[DIRECTION]
Write out all of the data without omission, exactly as shown.

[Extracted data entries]
┌──
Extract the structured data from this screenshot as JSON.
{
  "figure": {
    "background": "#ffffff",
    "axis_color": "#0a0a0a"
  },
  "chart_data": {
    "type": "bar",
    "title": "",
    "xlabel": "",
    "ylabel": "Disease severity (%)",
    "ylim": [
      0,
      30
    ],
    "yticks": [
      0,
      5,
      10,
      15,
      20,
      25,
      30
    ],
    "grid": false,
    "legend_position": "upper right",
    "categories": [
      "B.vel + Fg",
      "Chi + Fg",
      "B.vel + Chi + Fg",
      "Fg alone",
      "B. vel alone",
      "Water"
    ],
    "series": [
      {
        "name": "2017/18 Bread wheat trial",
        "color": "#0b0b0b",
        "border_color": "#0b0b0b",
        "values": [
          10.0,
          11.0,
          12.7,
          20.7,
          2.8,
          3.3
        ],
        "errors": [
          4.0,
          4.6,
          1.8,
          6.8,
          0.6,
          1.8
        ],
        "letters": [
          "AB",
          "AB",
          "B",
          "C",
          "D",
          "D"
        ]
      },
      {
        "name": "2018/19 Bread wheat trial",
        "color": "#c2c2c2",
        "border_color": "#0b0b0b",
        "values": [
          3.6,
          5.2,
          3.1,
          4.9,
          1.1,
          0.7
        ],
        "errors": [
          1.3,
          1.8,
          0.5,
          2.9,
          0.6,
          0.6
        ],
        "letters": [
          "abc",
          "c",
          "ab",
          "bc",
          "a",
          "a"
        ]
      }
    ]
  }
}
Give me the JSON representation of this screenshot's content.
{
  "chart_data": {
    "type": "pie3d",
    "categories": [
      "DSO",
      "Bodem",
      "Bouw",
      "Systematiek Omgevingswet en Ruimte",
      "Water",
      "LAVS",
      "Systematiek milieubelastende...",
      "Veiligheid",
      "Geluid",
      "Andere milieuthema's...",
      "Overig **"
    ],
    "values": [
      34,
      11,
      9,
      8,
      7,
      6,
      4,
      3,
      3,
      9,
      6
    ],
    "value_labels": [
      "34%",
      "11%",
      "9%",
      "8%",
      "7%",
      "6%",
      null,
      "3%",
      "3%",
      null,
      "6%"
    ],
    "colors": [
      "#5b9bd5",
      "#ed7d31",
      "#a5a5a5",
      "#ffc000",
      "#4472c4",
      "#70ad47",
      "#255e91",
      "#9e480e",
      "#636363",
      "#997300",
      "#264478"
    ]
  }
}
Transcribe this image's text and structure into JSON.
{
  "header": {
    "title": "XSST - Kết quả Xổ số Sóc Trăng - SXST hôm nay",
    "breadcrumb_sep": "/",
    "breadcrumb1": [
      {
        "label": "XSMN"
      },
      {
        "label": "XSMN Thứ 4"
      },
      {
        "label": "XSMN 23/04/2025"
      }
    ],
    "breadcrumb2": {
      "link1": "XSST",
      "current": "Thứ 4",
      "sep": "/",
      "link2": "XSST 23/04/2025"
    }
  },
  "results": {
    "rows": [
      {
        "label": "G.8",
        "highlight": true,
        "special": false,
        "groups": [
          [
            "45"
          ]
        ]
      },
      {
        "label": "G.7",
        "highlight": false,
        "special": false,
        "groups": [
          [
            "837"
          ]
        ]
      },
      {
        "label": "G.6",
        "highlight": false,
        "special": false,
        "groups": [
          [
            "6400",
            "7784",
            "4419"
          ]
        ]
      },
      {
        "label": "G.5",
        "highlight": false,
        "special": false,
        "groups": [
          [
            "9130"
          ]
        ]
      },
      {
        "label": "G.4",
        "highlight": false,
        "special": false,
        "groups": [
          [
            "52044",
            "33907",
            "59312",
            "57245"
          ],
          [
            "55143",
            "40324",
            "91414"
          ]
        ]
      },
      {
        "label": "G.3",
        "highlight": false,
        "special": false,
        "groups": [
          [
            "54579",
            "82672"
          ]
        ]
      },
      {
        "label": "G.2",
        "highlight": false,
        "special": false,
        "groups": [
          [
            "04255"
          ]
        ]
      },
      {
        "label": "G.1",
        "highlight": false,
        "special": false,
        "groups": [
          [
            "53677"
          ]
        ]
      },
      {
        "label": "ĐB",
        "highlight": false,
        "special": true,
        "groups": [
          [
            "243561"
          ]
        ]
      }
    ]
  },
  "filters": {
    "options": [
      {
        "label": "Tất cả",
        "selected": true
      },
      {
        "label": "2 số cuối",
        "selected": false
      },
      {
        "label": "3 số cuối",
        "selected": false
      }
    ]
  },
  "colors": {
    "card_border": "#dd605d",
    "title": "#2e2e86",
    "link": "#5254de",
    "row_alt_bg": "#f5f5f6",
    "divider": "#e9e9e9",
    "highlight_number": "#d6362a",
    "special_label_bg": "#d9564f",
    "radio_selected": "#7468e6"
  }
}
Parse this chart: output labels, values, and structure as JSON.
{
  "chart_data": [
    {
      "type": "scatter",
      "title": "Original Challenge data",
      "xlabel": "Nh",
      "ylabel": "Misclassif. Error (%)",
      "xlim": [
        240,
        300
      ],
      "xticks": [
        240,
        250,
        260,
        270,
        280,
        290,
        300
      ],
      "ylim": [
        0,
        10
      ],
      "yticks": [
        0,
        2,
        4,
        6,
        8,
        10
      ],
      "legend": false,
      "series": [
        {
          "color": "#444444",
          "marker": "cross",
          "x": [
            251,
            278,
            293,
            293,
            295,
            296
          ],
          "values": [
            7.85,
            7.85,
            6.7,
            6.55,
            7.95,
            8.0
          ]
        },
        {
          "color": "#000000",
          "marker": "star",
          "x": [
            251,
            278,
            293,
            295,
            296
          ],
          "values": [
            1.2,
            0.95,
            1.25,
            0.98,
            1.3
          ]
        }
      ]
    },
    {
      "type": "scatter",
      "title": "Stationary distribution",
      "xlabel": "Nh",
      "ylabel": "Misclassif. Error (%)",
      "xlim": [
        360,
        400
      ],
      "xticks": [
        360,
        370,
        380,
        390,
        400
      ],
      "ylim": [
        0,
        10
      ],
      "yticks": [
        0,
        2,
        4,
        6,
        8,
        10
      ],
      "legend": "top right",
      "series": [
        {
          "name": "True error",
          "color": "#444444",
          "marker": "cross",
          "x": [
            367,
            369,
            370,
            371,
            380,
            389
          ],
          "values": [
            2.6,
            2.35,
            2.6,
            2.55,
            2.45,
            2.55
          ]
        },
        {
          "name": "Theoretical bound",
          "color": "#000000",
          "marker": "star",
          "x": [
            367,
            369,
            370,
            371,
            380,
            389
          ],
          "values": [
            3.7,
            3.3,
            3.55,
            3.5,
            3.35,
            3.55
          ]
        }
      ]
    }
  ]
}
└──
[EXERCISE SOLUTION]
Extract the structured data from this screenshot as JSON.
{
  "figure": {
    "background": "#ffffff",
    "axis_color": "#0a0a0a"
  },
  "chart_data": {
    "type": "bar",
    "title": "",
    "xlabel": "",
    "ylabel": "Disease severity (%)",
    "ylim": [
      0,
      30
    ],
    "yticks": [
      0,
      5,
      10,
      15,
      20,
      25,
      30
    ],
    "grid": false,
    "legend_position": "upper right",
    "categories": [
      "B.vel + Fg",
      "Chi + Fg",
      "B.vel + Chi + Fg",
      "Fg alone",
      "B. vel alone",
      "Water"
    ],
    "series": [
      {
        "name": "2017/18 Bread wheat trial",
        "color": "#0b0b0b",
        "border_color": "#0b0b0b",
        "values": [
          10.0,
          11.0,
          12.7,
          20.7,
          2.8,
          3.3
        ],
        "errors": [
          4.0,
          4.6,
          1.8,
          6.8,
          0.6,
          1.8
        ],
        "letters": [
          "AB",
          "AB",
          "B",
          "C",
          "D",
          "D"
        ]
      },
      {
        "name": "2018/19 Bread wheat trial",
        "color": "#c2c2c2",
        "border_color": "#0b0b0b",
        "values": [
          3.6,
          5.2,
          3.1,
          4.9,
          1.1,
          0.7
        ],
        "errors": [
          1.3,
          1.8,
          0.5,
          2.9,
          0.6,
          0.6
        ],
        "letters": [
          "abc",
          "c",
          "ab",
          "bc",
          "a",
          "a"
        ]
      }
    ]
  }
}
Give me the JSON representation of this screenshot's content.
{
  "chart_data": {
    "type": "pie3d",
    "categories": [
      "DSO",
      "Bodem",
      "Bouw",
      "Systematiek Omgevingswet en Ruimte",
      "Water",
      "LAVS",
      "Systematiek milieubelastende...",
      "Veiligheid",
      "Geluid",
      "Andere milieuthema's...",
      "Overig **"
    ],
    "values": [
      34,
      11,
      9,
      8,
      7,
      6,
      4,
      3,
      3,
      9,
      6
    ],
    "value_labels": [
      "34%",
      "11%",
      "9%",
      "8%",
      "7%",
      "6%",
      null,
      "3%",
      "3%",
      null,
      "6%"
    ],
    "colors": [
      "#5b9bd5",
      "#ed7d31",
      "#a5a5a5",
      "#ffc000",
      "#4472c4",
      "#70ad47",
      "#255e91",
      "#9e480e",
      "#636363",
      "#997300",
      "#264478"
    ]
  }
}
Transcribe this image's text and structure into JSON.
{
  "header": {
    "title": "XSST - Kết quả Xổ số Sóc Trăng - SXST hôm nay",
    "breadcrumb_sep": "/",
    "breadcrumb1": [
      {
        "label": "XSMN"
      },
      {
        "label": "XSMN Thứ 4"
      },
      {
        "label": "XSMN 23/04/2025"
      }
    ],
    "breadcrumb2": {
      "link1": "XSST",
      "current": "Thứ 4",
      "sep": "/",
      "link2": "XSST 23/04/2025"
    }
  },
  "results": {
    "rows": [
      {
        "label": "G.8",
        "highlight": true,
        "special": false,
        "groups": [
          [
            "45"
          ]
        ]
      },
      {
        "label": "G.7",
        "highlight": false,
        "special": false,
        "groups": [
          [
            "837"
          ]
        ]
      },
      {
        "label": "G.6",
        "highlight": false,
        "special": false,
        "groups": [
          [
            "6400",
            "7784",
            "4419"
          ]
        ]
      },
      {
        "label": "G.5",
        "highlight": false,
        "special": false,
        "groups": [
          [
            "9130"
          ]
        ]
      },
      {
        "label": "G.4",
        "highlight": false,
        "special": false,
        "groups": [
          [
            "52044",
            "33907",
            "59312",
            "57245"
          ],
          [
            "55143",
            "40324",
            "91414"
          ]
        ]
      },
      {
        "label": "G.3",
        "highlight": false,
        "special": false,
        "groups": [
          [
            "54579",
            "82672"
          ]
        ]
      },
      {
        "label": "G.2",
        "highlight": false,
        "special": false,
        "groups": [
          [
            "04255"
          ]
        ]
      },
      {
        "label": "G.1",
        "highlight": false,
        "special": false,
        "groups": [
          [
            "53677"
          ]
        ]
      },
      {
        "label": "ĐB",
        "highlight": false,
        "special": true,
        "groups": [
          [
            "243561"
          ]
        ]
      }
    ]
  },
  "filters": {
    "options": [
      {
        "label": "Tất cả",
        "selected": true
      },
      {
        "label": "2 số cuối",
        "selected": false
      },
      {
        "label": "3 số cuối",
        "selected": false
      }
    ]
  },
  "colors": {
    "card_border": "#dd605d",
    "title": "#2e2e86",
    "link": "#5254de",
    "row_alt_bg": "#f5f5f6",
    "divider": "#e9e9e9",
    "highlight_number": "#d6362a",
    "special_label_bg": "#d9564f",
    "radio_selected": "#7468e6"
  }
}
Parse this chart: output labels, values, and structure as JSON.
{
  "chart_data": [
    {
      "type": "scatter",
      "title": "Original Challenge data",
      "xlabel": "Nh",
      "ylabel": "Misclassif. Error (%)",
      "xlim": [
        240,
        300
      ],
      "xticks": [
        240,
        250,
        260,
        270,
        280,
        290,
        300
      ],
      "ylim": [
        0,
        10
      ],
      "yticks": [
        0,
        2,
        4,
        6,
        8,
        10
      ],
      "legend": false,
      "series": [
        {
          "color": "#444444",
          "marker": "cross",
          "x": [
            251,
            278,
            293,
            293,
            295,
            296
          ],
          "values": [
            7.85,
            7.85,
            6.7,
            6.55,
            7.95,
            8.0
          ]
        },
        {
          "color": "#000000",
          "marker": "star",
          "x": [
            251,
            278,
            293,
            295,
            296
          ],
          "values": [
            1.2,
            0.95,
            1.25,
            0.98,
            1.3
          ]
        }
      ]
    },
    {
      "type": "scatter",
      "title": "Stationary distribution",
      "xlabel": "Nh",
      "ylabel": "Misclassif. Error (%)",
      "xlim": [
        360,
        400
      ],
      "xticks": [
        360,
        370,
        380,
        390,
        400
      ],
      "ylim": [
        0,
        10
      ],
      "yticks": [
        0,
        2,
        4,
        6,
        8,
        10
      ],
      "legend": "top right",
      "series": [
        {
          "name": "True error",
          "color": "#444444",
          "marker": "cross",
          "x": [
            367,
            369,
            370,
            371,
            380,
            389
          ],
          "values": [
            2.6,
            2.35,
            2.6,
            2.55,
            2.45,
            2.55
          ]
        },
        {
          "name": "Theoretical bound",
          "color": "#000000",
          "marker": "star",
          "x": [
            367,
            369,
            370,
            371,
            380,
            389
          ],
          "values": [
            3.7,
            3.3,
            3.55,
            3.5,
            3.35,
            3.55
          ]
        }
      ]
    }
  ]
}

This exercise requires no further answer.